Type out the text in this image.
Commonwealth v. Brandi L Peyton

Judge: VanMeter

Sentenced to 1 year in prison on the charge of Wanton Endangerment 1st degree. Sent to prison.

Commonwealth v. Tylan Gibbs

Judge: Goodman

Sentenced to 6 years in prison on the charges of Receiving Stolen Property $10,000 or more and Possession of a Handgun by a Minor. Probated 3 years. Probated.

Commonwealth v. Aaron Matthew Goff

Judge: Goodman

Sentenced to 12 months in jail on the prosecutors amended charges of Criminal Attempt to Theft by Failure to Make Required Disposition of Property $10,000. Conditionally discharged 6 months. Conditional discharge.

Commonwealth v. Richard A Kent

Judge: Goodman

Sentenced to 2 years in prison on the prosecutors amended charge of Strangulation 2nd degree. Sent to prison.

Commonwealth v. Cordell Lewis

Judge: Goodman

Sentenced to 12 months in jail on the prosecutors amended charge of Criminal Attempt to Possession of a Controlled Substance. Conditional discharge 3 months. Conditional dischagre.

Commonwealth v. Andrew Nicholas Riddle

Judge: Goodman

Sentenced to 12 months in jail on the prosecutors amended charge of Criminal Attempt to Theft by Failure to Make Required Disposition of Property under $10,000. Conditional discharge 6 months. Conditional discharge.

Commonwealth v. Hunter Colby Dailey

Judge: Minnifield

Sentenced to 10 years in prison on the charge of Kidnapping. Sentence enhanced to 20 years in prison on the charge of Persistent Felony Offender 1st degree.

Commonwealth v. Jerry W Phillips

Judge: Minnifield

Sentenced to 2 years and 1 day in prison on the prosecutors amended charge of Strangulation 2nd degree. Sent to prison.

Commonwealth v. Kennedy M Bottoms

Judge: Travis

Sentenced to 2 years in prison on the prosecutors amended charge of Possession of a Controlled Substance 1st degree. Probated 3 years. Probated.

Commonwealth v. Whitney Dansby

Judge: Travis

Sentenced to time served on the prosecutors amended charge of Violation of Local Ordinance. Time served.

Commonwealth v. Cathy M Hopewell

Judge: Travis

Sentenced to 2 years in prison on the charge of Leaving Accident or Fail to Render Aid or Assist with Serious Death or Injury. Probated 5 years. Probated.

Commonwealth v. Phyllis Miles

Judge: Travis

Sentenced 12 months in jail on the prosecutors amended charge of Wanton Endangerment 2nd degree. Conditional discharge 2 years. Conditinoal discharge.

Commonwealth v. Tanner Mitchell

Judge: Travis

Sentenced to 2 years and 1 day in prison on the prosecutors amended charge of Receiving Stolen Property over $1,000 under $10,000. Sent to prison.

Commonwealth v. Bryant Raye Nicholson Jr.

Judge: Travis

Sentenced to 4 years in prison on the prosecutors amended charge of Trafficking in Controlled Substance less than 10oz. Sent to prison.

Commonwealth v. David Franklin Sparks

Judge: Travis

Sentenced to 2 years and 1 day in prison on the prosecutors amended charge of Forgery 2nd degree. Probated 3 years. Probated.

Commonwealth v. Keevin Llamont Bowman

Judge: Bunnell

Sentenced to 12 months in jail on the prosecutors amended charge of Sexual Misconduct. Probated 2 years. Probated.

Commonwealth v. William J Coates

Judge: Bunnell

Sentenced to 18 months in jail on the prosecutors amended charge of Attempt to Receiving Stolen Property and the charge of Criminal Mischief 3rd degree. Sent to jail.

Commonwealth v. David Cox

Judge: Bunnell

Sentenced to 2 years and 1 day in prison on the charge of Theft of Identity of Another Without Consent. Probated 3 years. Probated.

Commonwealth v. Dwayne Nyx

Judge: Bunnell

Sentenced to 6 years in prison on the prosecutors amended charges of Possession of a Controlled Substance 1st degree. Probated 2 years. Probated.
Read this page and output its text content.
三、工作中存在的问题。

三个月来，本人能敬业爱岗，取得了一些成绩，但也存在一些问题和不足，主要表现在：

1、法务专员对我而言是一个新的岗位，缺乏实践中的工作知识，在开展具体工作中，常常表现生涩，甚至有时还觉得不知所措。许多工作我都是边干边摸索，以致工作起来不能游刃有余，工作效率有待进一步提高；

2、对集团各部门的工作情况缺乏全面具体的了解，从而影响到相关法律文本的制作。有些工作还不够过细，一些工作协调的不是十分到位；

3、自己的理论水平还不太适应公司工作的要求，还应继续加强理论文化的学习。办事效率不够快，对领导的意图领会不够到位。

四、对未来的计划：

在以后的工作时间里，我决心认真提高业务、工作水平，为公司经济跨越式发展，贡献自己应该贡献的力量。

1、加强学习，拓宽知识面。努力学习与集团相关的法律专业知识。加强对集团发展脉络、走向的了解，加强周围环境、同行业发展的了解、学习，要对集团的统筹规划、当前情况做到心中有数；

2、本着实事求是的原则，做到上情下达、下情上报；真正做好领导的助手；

Request: Pull out all lines from the entries above in which the word "Stolen" appears.

Solution for this task:
Sentenced to 6 years in prison on the charges of Receiving Stolen Property $10,000 or more and Possession of a Handgun by a Minor. Probated 3 years. Probated.
Sentenced to 2 years and 1 day in prison on the prosecutors amended charge of Receiving Stolen Property over $1,000 under $10,000. Sent to prison.
Sentenced to 18 months in jail on the prosecutors amended charge of Attempt to Receiving Stolen Property and the charge of Criminal Mischief 3rd degree. Sent to jail.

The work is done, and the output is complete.